==== Record set

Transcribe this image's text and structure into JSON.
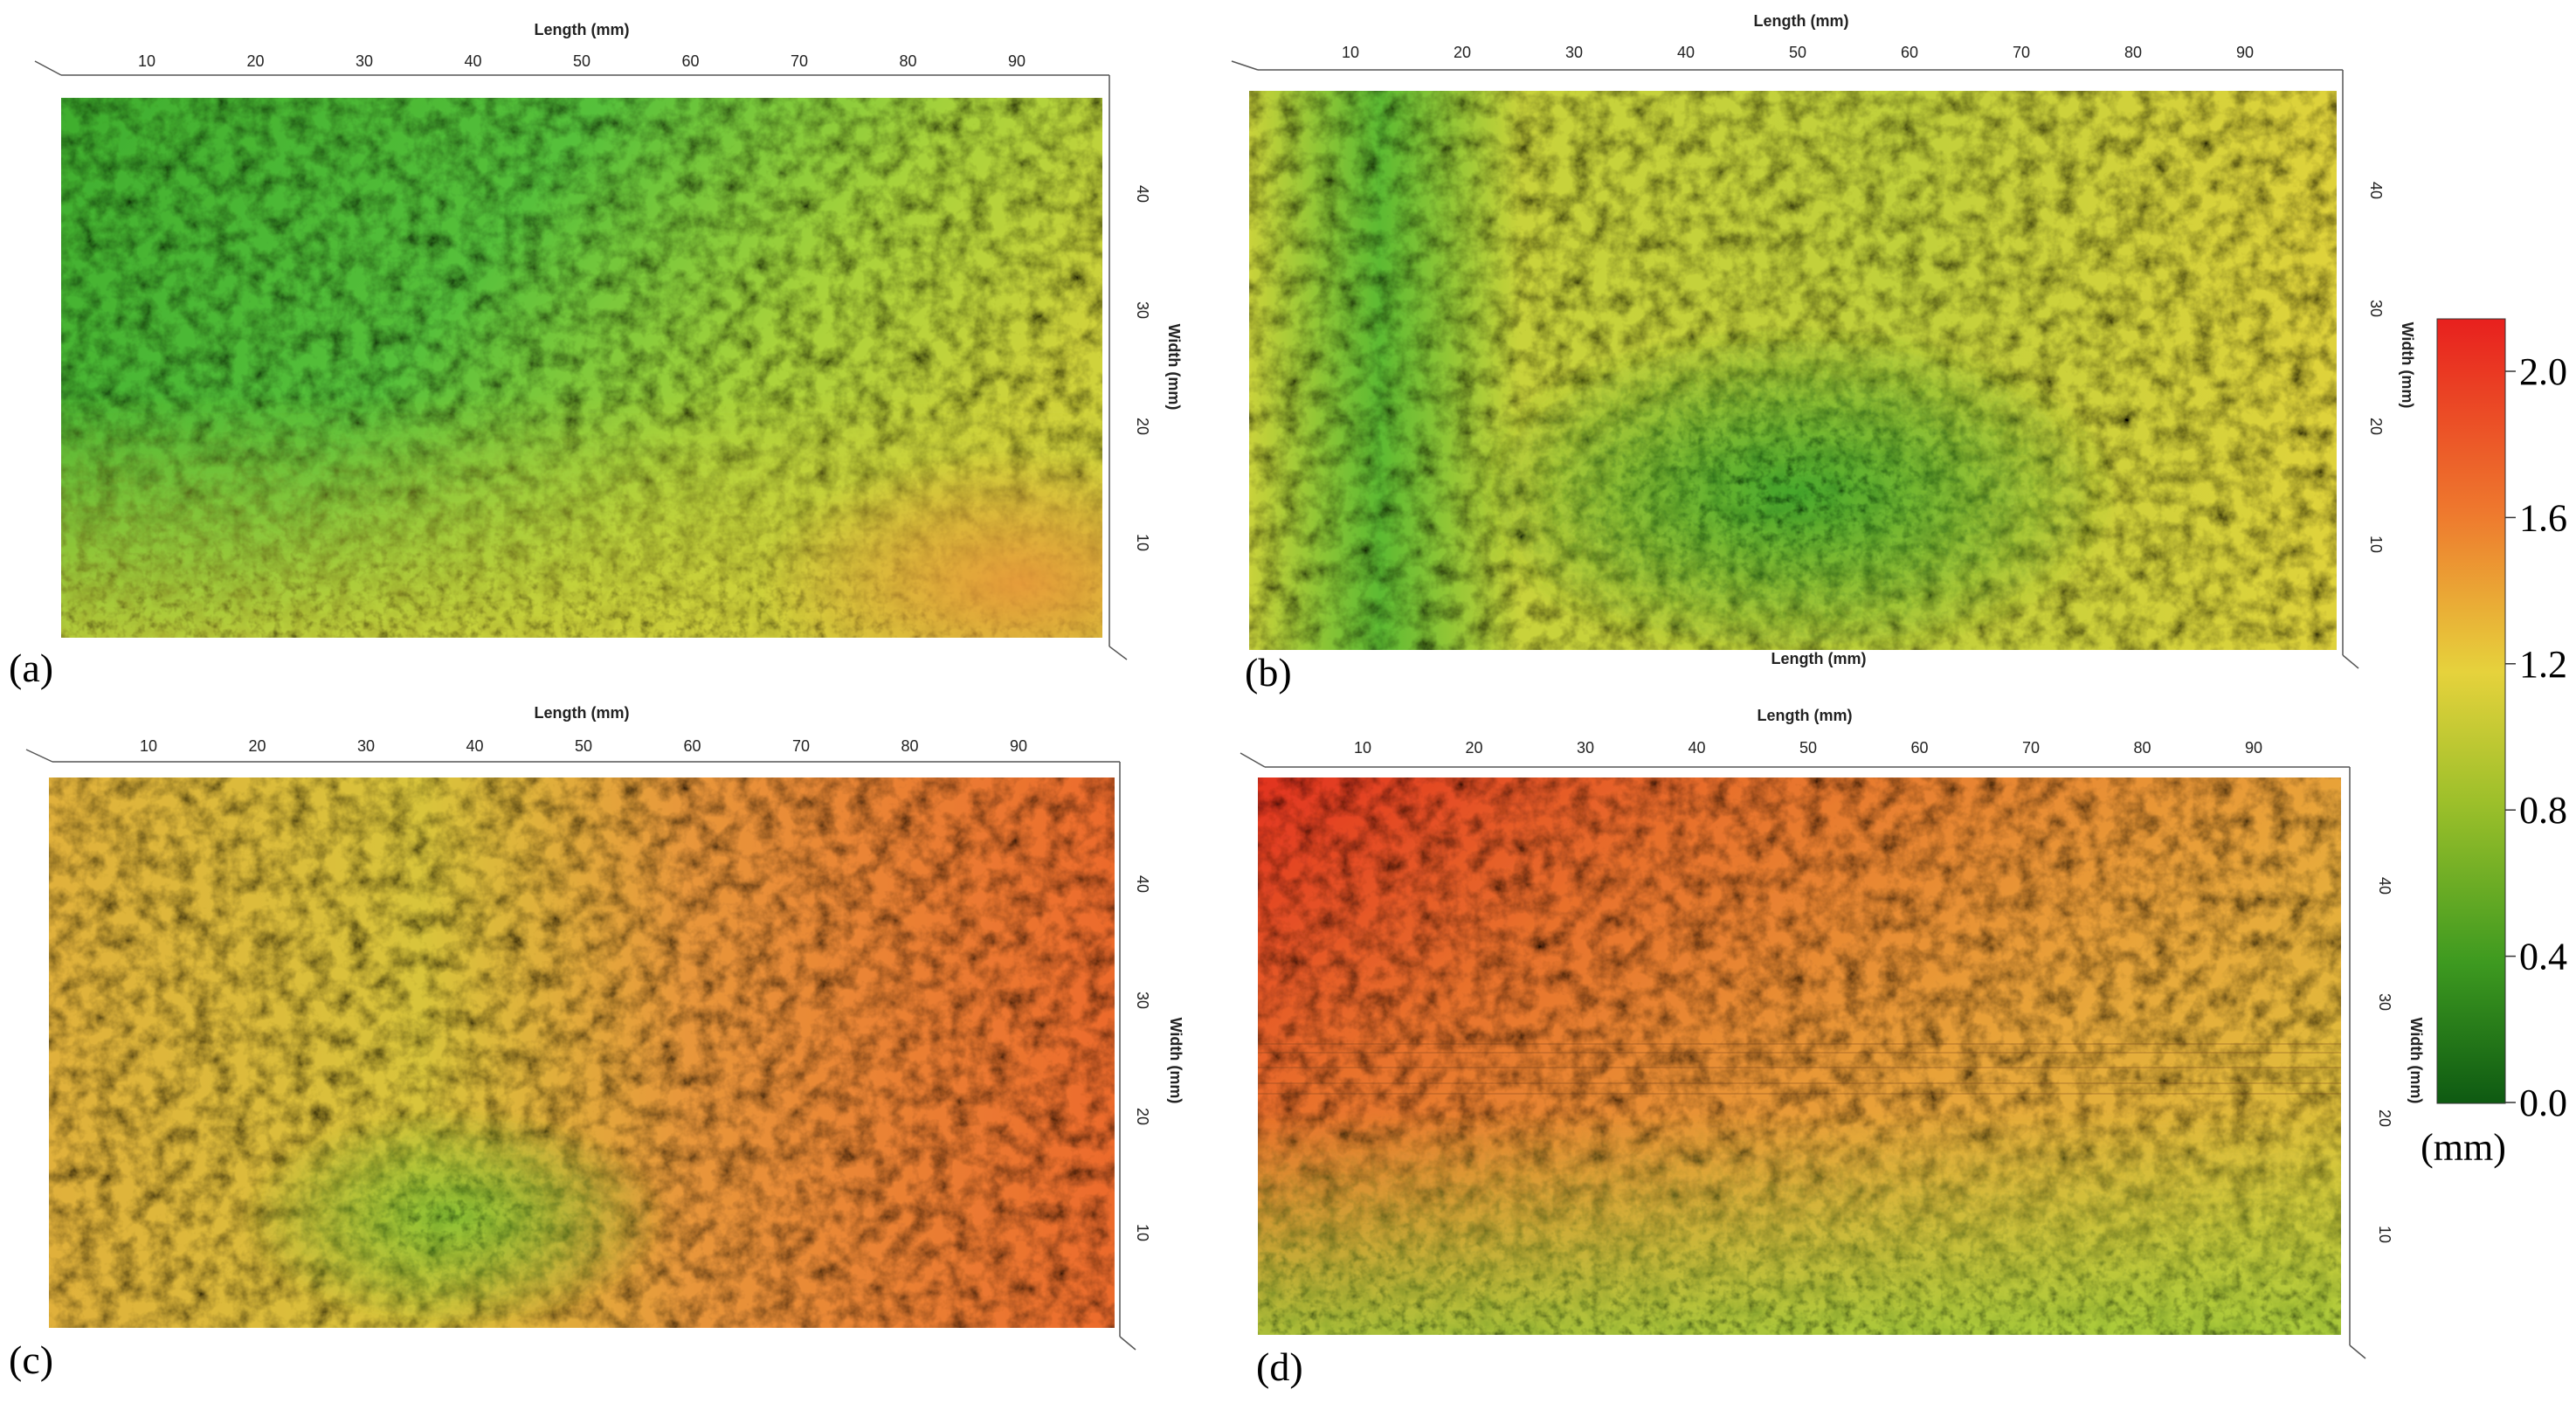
{
  "figure": {
    "panels": [
      {
        "id": "a",
        "letter": "(a)",
        "top_axis_label": "Length (mm)",
        "bottom_axis_label": "",
        "side_axis_label": "Width (mm)",
        "length_ticks": [
          "10",
          "20",
          "30",
          "40",
          "50",
          "60",
          "70",
          "80",
          "90"
        ],
        "width_ticks": [
          "40",
          "30",
          "20",
          "10"
        ],
        "color_regime": "green-yellow-orange",
        "base_color": "#5cc03a",
        "accent_color": "#d9d236"
      },
      {
        "id": "b",
        "letter": "(b)",
        "top_axis_label": "Length (mm)",
        "bottom_axis_label": "Length (mm)",
        "side_axis_label": "Width (mm)",
        "length_ticks": [
          "10",
          "20",
          "30",
          "40",
          "50",
          "60",
          "70",
          "80",
          "90"
        ],
        "width_ticks": [
          "40",
          "30",
          "20",
          "10"
        ],
        "color_regime": "yellow-green",
        "base_color": "#b9d23a",
        "accent_color": "#e6c83c"
      },
      {
        "id": "c",
        "letter": "(c)",
        "top_axis_label": "Length (mm)",
        "bottom_axis_label": "",
        "side_axis_label": "Width (mm)",
        "length_ticks": [
          "10",
          "20",
          "30",
          "40",
          "50",
          "60",
          "70",
          "80",
          "90"
        ],
        "width_ticks": [
          "40",
          "30",
          "20",
          "10"
        ],
        "color_regime": "yellow-orange",
        "base_color": "#d9c03a",
        "accent_color": "#ec7a2e"
      },
      {
        "id": "d",
        "letter": "(d)",
        "top_axis_label": "Length (mm)",
        "bottom_axis_label": "",
        "side_axis_label": "Width (mm)",
        "length_ticks": [
          "10",
          "20",
          "30",
          "40",
          "50",
          "60",
          "70",
          "80",
          "90"
        ],
        "width_ticks": [
          "40",
          "30",
          "20",
          "10"
        ],
        "color_regime": "orange-red",
        "base_color": "#e88a32",
        "accent_color": "#e23a22"
      }
    ],
    "colorbar": {
      "ticks": [
        "2.0",
        "1.6",
        "1.2",
        "0.8",
        "0.4",
        "0.0"
      ],
      "unit": "(mm)",
      "stops": [
        "#e8201e",
        "#ee7a2e",
        "#e6d23c",
        "#9bbf2a",
        "#3e9a20",
        "#0e5a12"
      ]
    }
  }
}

========

• _Request_:
Quote the data above in full, leaving out the pictures it holds.

• _Correct answer_:
Transcribe this image's text and structure into JSON.
{
  "figure": {
    "panels": [
      {
        "id": "a",
        "letter": "(a)",
        "top_axis_label": "Length (mm)",
        "bottom_axis_label": "",
        "side_axis_label": "Width (mm)",
        "length_ticks": [
          "10",
          "20",
          "30",
          "40",
          "50",
          "60",
          "70",
          "80",
          "90"
        ],
        "width_ticks": [
          "40",
          "30",
          "20",
          "10"
        ],
        "color_regime": "green-yellow-orange",
        "base_color": "#5cc03a",
        "accent_color": "#d9d236"
      },
      {
        "id": "b",
        "letter": "(b)",
        "top_axis_label": "Length (mm)",
        "bottom_axis_label": "Length (mm)",
        "side_axis_label": "Width (mm)",
        "length_ticks": [
          "10",
          "20",
          "30",
          "40",
          "50",
          "60",
          "70",
          "80",
          "90"
        ],
        "width_ticks": [
          "40",
          "30",
          "20",
          "10"
        ],
        "color_regime": "yellow-green",
        "base_color": "#b9d23a",
        "accent_color": "#e6c83c"
      },
      {
        "id": "c",
        "letter": "(c)",
        "top_axis_label": "Length (mm)",
        "bottom_axis_label": "",
        "side_axis_label": "Width (mm)",
        "length_ticks": [
          "10",
          "20",
          "30",
          "40",
          "50",
          "60",
          "70",
          "80",
          "90"
        ],
        "width_ticks": [
          "40",
          "30",
          "20",
          "10"
        ],
        "color_regime": "yellow-orange",
        "base_color": "#d9c03a",
        "accent_color": "#ec7a2e"
      },
      {
        "id": "d",
        "letter": "(d)",
        "top_axis_label": "Length (mm)",
        "bottom_axis_label": "",
        "side_axis_label": "Width (mm)",
        "length_ticks": [
          "10",
          "20",
          "30",
          "40",
          "50",
          "60",
          "70",
          "80",
          "90"
        ],
        "width_ticks": [
          "40",
          "30",
          "20",
          "10"
        ],
        "color_regime": "orange-red",
        "base_color": "#e88a32",
        "accent_color": "#e23a22"
      }
    ],
    "colorbar": {
      "ticks": [
        "2.0",
        "1.6",
        "1.2",
        "0.8",
        "0.4",
        "0.0"
      ],
      "unit": "(mm)",
      "stops": [
        "#e8201e",
        "#ee7a2e",
        "#e6d23c",
        "#9bbf2a",
        "#3e9a20",
        "#0e5a12"
      ]
    }
  }
}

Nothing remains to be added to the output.